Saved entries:
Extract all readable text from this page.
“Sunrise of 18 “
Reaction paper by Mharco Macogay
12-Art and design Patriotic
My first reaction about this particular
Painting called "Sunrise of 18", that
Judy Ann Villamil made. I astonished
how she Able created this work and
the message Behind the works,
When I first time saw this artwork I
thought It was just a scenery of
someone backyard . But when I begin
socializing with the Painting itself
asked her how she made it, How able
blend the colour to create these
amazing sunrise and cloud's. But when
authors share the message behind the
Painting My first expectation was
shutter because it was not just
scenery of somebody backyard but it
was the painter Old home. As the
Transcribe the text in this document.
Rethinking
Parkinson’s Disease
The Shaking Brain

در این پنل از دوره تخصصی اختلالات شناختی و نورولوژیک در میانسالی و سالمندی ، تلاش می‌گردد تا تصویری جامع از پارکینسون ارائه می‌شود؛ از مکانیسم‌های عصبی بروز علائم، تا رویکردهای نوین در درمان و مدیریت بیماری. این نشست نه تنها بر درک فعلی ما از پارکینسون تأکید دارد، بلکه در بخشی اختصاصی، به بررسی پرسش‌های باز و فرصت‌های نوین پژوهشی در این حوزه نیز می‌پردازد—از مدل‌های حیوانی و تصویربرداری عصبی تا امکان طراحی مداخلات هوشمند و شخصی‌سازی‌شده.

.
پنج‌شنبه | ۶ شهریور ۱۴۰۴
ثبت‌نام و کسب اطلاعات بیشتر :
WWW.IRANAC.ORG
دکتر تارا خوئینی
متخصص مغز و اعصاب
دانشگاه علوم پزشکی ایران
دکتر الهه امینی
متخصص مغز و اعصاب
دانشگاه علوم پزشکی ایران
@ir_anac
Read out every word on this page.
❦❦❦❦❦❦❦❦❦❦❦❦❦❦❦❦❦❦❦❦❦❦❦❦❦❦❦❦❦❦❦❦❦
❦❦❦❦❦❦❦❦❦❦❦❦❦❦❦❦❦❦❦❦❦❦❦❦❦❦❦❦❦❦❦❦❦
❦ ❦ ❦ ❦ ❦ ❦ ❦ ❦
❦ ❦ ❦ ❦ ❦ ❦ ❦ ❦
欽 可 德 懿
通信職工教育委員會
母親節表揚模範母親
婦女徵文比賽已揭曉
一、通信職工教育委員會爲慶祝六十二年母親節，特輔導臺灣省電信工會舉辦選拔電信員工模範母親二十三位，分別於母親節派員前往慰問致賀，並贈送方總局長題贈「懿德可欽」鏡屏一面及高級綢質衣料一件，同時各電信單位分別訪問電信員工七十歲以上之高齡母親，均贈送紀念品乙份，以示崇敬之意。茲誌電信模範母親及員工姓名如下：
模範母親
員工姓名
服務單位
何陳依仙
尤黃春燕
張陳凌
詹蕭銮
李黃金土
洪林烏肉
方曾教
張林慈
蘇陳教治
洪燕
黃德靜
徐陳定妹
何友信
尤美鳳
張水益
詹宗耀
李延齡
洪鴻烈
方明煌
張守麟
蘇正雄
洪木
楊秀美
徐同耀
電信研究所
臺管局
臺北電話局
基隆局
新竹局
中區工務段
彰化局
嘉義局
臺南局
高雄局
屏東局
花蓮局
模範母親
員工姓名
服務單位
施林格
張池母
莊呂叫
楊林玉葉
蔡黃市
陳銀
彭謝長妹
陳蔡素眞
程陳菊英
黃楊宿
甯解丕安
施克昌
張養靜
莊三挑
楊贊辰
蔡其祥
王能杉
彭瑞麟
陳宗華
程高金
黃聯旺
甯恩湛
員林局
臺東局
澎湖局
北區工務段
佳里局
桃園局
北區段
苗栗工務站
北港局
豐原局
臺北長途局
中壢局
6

WHAT TO PRODUCE. Your task is to repeat the data exactly, with nothing left out.

RESPONSE TO THE EXERCISE.
Extract all readable text from this page.
“Sunrise of 18 “
Reaction paper by Mharco Macogay
12-Art and design Patriotic
My first reaction about this particular
Painting called "Sunrise of 18", that
Judy Ann Villamil made. I astonished
how she Able created this work and
the message Behind the works,
When I first time saw this artwork I
thought It was just a scenery of
someone backyard . But when I begin
socializing with the Painting itself
asked her how she made it, How able
blend the colour to create these
amazing sunrise and cloud's. But when
authors share the message behind the
Painting My first expectation was
shutter because it was not just
scenery of somebody backyard but it
was the painter Old home. As the
Transcribe the text in this document.
Rethinking
Parkinson’s Disease
The Shaking Brain

در این پنل از دوره تخصصی اختلالات شناختی و نورولوژیک در میانسالی و سالمندی ، تلاش می‌گردد تا تصویری جامع از پارکینسون ارائه می‌شود؛ از مکانیسم‌های عصبی بروز علائم، تا رویکردهای نوین در درمان و مدیریت بیماری. این نشست نه تنها بر درک فعلی ما از پارکینسون تأکید دارد، بلکه در بخشی اختصاصی، به بررسی پرسش‌های باز و فرصت‌های نوین پژوهشی در این حوزه نیز می‌پردازد—از مدل‌های حیوانی و تصویربرداری عصبی تا امکان طراحی مداخلات هوشمند و شخصی‌سازی‌شده.

.
پنج‌شنبه | ۶ شهریور ۱۴۰۴
ثبت‌نام و کسب اطلاعات بیشتر :
WWW.IRANAC.ORG
دکتر تارا خوئینی
متخصص مغز و اعصاب
دانشگاه علوم پزشکی ایران
دکتر الهه امینی
متخصص مغز و اعصاب
دانشگاه علوم پزشکی ایران
@ir_anac
Read out every word on this page.
❦❦❦❦❦❦❦❦❦❦❦❦❦❦❦❦❦❦❦❦❦❦❦❦❦❦❦❦❦❦❦❦❦
❦❦❦❦❦❦❦❦❦❦❦❦❦❦❦❦❦❦❦❦❦❦❦❦❦❦❦❦❦❦❦❦❦
❦ ❦ ❦ ❦ ❦ ❦ ❦ ❦
❦ ❦ ❦ ❦ ❦ ❦ ❦ ❦
欽 可 德 懿
通信職工教育委員會
母親節表揚模範母親
婦女徵文比賽已揭曉
一、通信職工教育委員會爲慶祝六十二年母親節，特輔導臺灣省電信工會舉辦選拔電信員工模範母親二十三位，分別於母親節派員前往慰問致賀，並贈送方總局長題贈「懿德可欽」鏡屏一面及高級綢質衣料一件，同時各電信單位分別訪問電信員工七十歲以上之高齡母親，均贈送紀念品乙份，以示崇敬之意。茲誌電信模範母親及員工姓名如下：
模範母親
員工姓名
服務單位
何陳依仙
尤黃春燕
張陳凌
詹蕭銮
李黃金土
洪林烏肉
方曾教
張林慈
蘇陳教治
洪燕
黃德靜
徐陳定妹
何友信
尤美鳳
張水益
詹宗耀
李延齡
洪鴻烈
方明煌
張守麟
蘇正雄
洪木
楊秀美
徐同耀
電信研究所
臺管局
臺北電話局
基隆局
新竹局
中區工務段
彰化局
嘉義局
臺南局
高雄局
屏東局
花蓮局
模範母親
員工姓名
服務單位
施林格
張池母
莊呂叫
楊林玉葉
蔡黃市
陳銀
彭謝長妹
陳蔡素眞
程陳菊英
黃楊宿
甯解丕安
施克昌
張養靜
莊三挑
楊贊辰
蔡其祥
王能杉
彭瑞麟
陳宗華
程高金
黃聯旺
甯恩湛
員林局
臺東局
澎湖局
北區工務段
佳里局
桃園局
北區段
苗栗工務站
北港局
豐原局
臺北長途局
中壢局
6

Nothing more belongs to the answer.